**Task:** Draw out every line with the word "name" from the listing below.

**Extracted information:**
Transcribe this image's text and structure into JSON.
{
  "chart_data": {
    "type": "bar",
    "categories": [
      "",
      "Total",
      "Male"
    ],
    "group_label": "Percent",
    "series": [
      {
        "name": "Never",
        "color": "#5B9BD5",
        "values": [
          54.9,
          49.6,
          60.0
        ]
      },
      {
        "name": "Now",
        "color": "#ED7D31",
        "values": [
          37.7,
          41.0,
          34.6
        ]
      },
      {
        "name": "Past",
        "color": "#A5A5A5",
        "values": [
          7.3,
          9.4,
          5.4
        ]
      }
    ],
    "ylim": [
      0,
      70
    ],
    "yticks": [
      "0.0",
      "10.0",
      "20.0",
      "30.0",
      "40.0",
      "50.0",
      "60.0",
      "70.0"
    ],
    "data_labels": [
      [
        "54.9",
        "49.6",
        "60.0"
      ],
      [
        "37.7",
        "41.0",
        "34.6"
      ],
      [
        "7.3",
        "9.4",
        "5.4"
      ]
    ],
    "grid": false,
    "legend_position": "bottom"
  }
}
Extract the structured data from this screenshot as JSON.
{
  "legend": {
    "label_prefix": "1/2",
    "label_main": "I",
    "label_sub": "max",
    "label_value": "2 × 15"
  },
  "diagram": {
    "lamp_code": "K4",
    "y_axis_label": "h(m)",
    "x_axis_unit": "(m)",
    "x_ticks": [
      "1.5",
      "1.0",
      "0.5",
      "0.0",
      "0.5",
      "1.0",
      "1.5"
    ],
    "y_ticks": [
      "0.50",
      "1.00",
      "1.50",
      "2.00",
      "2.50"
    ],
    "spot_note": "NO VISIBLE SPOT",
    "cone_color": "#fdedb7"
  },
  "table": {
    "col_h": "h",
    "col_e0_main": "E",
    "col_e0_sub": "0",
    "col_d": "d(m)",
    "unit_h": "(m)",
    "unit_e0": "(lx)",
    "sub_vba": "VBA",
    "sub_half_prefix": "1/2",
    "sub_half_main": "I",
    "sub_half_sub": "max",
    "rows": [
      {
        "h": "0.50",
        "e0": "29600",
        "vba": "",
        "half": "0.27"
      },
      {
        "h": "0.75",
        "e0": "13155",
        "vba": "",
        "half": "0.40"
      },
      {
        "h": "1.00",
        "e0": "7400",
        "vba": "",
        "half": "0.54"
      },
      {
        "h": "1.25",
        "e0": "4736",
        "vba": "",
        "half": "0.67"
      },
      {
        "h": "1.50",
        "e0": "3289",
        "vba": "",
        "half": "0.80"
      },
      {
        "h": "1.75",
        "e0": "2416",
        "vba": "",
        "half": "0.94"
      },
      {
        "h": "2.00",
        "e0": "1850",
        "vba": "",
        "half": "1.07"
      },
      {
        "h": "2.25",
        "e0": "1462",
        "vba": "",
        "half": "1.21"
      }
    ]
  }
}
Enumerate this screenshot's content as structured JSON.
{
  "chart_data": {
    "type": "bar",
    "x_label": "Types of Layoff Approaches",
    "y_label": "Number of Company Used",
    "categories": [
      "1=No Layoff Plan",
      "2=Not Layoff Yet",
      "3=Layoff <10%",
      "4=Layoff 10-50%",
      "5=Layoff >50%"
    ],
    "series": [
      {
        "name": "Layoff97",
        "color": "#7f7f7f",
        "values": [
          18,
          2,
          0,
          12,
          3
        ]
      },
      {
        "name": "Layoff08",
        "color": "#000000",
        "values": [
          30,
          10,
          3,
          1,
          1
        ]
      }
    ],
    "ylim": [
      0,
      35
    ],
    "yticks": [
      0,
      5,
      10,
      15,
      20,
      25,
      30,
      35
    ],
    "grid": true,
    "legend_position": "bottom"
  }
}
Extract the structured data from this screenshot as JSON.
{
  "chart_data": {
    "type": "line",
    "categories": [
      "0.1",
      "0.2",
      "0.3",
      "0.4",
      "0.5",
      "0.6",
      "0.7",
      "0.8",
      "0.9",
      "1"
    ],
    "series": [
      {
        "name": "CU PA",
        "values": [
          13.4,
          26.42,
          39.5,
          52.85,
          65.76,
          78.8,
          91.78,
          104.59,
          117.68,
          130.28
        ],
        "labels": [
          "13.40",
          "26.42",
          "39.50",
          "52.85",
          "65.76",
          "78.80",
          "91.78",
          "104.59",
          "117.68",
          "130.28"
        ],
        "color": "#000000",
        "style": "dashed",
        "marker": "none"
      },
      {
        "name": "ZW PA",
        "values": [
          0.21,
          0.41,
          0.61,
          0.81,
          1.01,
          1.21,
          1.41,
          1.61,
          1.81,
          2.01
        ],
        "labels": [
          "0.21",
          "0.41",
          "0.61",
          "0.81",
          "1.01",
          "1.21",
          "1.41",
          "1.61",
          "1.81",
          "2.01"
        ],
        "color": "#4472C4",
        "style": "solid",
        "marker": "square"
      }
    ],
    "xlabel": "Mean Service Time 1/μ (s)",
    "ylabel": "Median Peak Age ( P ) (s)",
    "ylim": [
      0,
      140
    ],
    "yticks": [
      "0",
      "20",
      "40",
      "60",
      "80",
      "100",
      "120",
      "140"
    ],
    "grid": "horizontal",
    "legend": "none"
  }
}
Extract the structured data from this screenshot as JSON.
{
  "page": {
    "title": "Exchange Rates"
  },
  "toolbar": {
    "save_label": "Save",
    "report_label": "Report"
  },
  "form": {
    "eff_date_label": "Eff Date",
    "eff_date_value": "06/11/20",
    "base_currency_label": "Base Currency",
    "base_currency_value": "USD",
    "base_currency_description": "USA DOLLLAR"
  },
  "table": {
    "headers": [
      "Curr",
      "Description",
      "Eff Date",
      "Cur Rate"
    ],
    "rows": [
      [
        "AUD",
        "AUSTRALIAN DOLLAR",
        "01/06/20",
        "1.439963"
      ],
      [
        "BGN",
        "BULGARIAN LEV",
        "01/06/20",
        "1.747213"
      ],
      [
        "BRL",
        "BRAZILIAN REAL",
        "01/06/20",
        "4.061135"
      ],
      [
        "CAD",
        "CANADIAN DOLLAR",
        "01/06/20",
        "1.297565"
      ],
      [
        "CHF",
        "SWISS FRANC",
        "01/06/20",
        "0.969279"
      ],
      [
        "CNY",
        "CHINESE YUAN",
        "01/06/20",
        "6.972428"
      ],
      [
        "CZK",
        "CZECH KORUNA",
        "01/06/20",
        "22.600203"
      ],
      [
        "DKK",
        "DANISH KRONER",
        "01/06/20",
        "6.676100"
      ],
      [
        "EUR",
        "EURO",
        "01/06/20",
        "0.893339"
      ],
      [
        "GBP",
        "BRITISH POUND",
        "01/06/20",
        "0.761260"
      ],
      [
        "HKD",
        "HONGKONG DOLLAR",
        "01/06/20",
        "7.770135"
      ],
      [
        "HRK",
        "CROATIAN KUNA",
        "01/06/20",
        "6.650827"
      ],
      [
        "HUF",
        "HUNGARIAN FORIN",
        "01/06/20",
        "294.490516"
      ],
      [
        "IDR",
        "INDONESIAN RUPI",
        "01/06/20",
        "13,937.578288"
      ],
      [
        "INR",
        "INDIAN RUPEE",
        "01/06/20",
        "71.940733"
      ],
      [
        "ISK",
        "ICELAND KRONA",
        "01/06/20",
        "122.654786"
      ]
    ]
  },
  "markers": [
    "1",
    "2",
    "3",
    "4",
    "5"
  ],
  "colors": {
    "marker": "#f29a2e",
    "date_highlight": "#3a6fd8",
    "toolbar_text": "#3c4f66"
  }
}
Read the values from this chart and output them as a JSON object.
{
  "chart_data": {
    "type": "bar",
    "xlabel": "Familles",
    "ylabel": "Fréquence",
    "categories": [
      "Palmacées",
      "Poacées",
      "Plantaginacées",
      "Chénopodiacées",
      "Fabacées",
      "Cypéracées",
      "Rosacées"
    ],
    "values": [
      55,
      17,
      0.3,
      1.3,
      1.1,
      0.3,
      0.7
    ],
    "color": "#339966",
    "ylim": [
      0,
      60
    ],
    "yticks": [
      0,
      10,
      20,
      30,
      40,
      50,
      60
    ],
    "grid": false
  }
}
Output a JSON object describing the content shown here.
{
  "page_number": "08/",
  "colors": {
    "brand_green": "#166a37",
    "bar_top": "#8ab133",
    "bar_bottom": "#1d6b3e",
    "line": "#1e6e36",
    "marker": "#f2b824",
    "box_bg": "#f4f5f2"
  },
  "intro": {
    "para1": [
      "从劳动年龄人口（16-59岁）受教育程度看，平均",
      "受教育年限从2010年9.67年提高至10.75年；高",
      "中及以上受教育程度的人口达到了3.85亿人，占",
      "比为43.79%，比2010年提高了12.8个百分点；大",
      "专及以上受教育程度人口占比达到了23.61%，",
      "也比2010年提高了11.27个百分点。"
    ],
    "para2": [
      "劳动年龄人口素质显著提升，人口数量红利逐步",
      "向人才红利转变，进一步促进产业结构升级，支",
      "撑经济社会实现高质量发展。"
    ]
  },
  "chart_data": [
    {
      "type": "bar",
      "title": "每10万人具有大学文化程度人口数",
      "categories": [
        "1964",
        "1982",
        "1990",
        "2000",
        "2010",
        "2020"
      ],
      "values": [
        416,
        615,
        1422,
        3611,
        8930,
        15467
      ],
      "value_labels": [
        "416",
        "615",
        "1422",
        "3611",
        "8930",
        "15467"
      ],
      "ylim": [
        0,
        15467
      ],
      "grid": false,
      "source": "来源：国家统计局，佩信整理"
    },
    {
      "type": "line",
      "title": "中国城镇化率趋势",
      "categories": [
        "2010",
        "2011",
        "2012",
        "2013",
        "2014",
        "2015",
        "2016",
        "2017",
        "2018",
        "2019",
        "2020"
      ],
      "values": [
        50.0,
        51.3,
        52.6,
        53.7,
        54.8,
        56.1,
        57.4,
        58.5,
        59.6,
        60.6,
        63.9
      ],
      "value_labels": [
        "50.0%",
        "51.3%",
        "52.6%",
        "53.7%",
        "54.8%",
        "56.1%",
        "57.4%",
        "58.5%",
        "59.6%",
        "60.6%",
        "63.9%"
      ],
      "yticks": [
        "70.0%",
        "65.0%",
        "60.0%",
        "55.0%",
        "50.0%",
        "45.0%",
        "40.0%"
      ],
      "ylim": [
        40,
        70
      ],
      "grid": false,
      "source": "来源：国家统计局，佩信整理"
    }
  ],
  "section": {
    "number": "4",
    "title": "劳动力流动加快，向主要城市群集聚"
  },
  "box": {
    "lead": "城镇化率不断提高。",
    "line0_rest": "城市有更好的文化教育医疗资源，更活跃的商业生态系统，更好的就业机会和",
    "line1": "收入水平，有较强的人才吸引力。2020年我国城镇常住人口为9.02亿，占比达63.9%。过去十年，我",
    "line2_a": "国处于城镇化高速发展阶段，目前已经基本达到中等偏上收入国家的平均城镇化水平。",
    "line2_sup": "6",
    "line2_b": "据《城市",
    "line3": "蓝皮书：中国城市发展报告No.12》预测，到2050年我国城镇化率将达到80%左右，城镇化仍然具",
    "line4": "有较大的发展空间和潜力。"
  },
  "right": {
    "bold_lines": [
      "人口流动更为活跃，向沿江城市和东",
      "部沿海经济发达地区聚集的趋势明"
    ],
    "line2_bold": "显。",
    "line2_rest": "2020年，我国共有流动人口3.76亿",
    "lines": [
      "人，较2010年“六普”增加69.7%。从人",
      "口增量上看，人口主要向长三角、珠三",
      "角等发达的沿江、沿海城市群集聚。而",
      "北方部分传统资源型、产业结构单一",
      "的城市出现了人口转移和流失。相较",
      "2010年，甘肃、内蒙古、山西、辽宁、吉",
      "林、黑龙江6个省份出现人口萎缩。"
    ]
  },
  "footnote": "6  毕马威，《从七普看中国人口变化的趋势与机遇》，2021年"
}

**Solution:**
        "name": "Never",
        "name": "Now",
        "name": "Past",
        "name": "Layoff97",
        "name": "Layoff08",
        "name": "CU PA",
        "name": "ZW PA",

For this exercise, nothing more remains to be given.